====== Materials provided
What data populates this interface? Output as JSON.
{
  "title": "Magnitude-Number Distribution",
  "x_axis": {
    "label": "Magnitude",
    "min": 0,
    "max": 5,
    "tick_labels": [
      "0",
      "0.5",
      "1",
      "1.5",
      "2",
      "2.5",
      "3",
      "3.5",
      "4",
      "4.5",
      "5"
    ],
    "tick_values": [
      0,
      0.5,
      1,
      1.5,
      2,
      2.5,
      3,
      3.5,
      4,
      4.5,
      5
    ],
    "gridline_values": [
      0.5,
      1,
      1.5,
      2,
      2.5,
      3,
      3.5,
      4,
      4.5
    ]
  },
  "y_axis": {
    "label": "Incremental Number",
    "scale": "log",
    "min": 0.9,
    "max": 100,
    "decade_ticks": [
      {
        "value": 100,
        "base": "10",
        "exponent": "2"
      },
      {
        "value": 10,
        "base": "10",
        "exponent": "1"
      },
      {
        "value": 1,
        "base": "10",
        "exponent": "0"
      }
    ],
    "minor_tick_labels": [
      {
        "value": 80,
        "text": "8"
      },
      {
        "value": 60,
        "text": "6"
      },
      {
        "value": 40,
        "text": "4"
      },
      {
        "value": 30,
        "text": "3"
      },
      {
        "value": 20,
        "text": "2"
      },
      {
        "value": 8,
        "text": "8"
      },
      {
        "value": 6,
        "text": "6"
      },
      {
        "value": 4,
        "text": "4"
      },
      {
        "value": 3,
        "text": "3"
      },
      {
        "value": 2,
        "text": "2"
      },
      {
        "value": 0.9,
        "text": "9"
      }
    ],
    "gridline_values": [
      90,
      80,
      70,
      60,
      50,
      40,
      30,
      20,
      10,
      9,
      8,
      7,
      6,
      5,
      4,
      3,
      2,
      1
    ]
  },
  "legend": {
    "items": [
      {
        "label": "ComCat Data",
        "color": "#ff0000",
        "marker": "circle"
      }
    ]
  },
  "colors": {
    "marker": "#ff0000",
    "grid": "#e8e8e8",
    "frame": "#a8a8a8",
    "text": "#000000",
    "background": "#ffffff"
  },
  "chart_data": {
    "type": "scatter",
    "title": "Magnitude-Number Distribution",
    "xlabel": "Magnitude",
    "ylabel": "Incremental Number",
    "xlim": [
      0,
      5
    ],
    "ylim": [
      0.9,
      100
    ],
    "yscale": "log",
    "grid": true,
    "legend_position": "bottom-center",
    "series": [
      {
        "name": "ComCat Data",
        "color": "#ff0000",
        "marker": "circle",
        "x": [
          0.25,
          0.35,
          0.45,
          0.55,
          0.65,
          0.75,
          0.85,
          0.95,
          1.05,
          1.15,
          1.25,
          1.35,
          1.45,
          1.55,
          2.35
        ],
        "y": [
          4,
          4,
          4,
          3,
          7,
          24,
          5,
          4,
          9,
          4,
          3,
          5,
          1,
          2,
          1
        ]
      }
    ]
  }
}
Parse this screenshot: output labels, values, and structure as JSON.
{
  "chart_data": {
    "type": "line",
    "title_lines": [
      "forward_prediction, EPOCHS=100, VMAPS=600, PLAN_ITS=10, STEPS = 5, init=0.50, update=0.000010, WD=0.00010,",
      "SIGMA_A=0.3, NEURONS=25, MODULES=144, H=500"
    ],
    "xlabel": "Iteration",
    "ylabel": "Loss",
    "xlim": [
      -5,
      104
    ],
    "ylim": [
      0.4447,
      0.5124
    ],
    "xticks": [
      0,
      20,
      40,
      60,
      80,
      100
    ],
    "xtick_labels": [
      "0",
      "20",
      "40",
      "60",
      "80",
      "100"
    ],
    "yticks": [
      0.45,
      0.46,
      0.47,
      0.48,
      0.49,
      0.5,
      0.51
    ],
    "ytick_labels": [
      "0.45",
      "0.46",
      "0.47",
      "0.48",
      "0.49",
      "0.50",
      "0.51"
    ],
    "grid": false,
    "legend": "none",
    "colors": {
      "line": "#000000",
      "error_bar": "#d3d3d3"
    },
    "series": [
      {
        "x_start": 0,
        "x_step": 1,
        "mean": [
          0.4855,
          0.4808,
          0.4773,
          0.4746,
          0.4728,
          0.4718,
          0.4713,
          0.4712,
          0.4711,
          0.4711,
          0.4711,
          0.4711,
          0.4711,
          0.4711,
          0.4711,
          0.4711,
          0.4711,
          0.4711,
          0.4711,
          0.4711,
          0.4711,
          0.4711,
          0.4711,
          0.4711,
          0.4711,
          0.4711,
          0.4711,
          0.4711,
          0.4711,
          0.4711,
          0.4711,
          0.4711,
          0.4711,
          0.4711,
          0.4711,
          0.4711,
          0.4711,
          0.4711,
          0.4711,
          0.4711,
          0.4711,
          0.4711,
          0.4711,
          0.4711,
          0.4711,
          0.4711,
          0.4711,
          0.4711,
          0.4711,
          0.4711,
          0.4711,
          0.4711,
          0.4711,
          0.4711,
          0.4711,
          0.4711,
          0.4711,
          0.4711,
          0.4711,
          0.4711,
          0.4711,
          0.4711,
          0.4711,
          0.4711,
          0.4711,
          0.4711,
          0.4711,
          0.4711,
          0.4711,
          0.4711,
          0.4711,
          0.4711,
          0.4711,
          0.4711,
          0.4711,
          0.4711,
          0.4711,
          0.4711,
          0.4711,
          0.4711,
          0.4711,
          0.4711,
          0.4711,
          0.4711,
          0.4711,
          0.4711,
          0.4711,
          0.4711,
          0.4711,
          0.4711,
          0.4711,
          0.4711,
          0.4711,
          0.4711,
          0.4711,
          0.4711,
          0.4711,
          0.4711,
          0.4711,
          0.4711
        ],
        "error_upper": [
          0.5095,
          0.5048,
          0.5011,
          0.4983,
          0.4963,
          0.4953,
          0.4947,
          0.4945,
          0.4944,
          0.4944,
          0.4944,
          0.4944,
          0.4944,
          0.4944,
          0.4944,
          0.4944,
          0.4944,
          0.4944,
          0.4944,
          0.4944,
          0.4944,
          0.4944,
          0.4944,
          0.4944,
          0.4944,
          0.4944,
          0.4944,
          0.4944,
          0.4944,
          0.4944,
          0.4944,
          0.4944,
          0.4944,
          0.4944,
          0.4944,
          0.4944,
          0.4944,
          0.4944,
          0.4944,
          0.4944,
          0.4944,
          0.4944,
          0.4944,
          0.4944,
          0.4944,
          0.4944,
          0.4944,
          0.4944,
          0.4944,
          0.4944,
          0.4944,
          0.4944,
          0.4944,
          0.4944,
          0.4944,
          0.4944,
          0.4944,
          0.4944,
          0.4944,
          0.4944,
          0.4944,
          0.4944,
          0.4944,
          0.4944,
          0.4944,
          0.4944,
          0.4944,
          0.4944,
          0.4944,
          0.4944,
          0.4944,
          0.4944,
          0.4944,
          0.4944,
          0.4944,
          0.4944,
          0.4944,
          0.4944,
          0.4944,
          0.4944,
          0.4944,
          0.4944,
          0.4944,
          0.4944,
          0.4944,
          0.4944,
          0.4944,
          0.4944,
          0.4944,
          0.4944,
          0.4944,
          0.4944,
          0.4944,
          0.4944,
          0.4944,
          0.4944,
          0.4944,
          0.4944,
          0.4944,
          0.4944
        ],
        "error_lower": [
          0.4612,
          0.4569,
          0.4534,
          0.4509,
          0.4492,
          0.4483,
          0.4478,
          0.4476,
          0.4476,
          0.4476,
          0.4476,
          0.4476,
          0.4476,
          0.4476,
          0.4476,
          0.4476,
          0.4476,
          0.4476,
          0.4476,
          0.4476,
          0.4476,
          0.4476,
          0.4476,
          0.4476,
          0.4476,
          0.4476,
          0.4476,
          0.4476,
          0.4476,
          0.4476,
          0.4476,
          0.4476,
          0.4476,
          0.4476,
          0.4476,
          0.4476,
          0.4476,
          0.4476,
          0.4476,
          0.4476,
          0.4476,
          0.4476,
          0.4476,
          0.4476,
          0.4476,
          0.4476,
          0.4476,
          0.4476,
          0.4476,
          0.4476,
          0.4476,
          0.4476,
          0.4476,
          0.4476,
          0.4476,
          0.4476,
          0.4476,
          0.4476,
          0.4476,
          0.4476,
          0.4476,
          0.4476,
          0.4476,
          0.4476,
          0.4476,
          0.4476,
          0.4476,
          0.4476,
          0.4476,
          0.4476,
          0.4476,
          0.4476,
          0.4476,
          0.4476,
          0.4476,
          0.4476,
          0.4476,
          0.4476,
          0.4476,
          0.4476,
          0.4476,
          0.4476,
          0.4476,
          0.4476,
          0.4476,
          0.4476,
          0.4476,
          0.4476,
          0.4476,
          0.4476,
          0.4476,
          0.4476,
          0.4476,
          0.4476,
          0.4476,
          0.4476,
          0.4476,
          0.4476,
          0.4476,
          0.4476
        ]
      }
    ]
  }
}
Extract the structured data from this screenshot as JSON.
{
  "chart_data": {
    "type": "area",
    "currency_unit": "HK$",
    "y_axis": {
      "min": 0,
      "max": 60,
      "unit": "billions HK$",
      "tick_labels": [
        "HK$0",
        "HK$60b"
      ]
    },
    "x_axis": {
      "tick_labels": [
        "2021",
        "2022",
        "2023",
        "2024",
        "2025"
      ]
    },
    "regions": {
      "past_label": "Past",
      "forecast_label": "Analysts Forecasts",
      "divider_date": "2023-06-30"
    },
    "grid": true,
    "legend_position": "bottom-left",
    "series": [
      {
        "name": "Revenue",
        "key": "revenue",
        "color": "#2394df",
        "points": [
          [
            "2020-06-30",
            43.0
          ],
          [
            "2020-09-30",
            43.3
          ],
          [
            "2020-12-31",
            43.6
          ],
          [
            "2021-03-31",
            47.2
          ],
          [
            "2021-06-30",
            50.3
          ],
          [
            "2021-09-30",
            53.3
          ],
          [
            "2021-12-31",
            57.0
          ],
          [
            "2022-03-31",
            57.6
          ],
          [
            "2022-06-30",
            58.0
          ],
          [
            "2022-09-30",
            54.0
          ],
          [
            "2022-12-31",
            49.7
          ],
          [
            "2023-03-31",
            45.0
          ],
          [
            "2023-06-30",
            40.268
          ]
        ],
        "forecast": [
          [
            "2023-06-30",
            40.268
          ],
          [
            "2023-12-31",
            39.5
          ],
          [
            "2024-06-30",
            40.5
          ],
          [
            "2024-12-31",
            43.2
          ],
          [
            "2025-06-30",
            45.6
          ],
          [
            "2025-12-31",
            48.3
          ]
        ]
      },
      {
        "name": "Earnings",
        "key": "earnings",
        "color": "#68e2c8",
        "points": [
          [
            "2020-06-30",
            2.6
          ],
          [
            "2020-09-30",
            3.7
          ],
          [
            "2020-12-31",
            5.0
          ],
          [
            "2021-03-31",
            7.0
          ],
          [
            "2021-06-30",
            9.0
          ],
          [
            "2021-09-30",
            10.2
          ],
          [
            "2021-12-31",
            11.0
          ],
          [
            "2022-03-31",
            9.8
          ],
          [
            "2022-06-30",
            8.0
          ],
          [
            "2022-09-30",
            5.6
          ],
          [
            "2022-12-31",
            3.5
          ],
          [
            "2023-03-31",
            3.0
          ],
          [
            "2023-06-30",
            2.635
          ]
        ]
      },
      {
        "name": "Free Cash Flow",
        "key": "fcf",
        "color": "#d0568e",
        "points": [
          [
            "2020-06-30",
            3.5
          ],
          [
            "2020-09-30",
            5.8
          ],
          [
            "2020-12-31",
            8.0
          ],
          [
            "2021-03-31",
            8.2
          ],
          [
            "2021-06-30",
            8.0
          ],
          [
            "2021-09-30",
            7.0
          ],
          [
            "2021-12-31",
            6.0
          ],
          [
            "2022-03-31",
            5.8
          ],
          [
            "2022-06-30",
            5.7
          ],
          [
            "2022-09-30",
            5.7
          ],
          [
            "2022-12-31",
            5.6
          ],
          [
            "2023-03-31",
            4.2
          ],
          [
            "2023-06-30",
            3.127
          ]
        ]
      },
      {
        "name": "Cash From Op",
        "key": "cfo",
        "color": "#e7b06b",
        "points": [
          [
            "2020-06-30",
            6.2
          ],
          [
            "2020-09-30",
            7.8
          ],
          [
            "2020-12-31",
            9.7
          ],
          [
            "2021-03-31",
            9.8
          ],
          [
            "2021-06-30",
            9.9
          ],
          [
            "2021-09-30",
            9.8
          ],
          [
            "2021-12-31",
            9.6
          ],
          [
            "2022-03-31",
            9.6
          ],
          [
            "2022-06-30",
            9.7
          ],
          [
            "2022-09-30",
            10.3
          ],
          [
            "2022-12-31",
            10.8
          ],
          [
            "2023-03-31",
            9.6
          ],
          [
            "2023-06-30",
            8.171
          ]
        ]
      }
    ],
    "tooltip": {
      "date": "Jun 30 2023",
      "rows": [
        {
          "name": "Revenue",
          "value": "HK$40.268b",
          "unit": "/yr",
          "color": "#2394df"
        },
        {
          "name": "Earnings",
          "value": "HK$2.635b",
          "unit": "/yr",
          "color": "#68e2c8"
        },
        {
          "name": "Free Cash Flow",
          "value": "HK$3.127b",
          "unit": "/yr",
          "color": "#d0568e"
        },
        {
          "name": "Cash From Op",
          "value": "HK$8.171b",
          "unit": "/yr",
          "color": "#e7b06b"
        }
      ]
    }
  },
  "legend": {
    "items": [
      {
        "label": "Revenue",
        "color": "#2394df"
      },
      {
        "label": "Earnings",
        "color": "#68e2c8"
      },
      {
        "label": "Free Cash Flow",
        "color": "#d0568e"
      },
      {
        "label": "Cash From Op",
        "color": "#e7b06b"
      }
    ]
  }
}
============
* **Your instructions**
Look through the material above and pick out each line holding the word "marker".

* **The solution**
        "marker": "circle"
    "marker": "#ff0000",
        "marker": "circle",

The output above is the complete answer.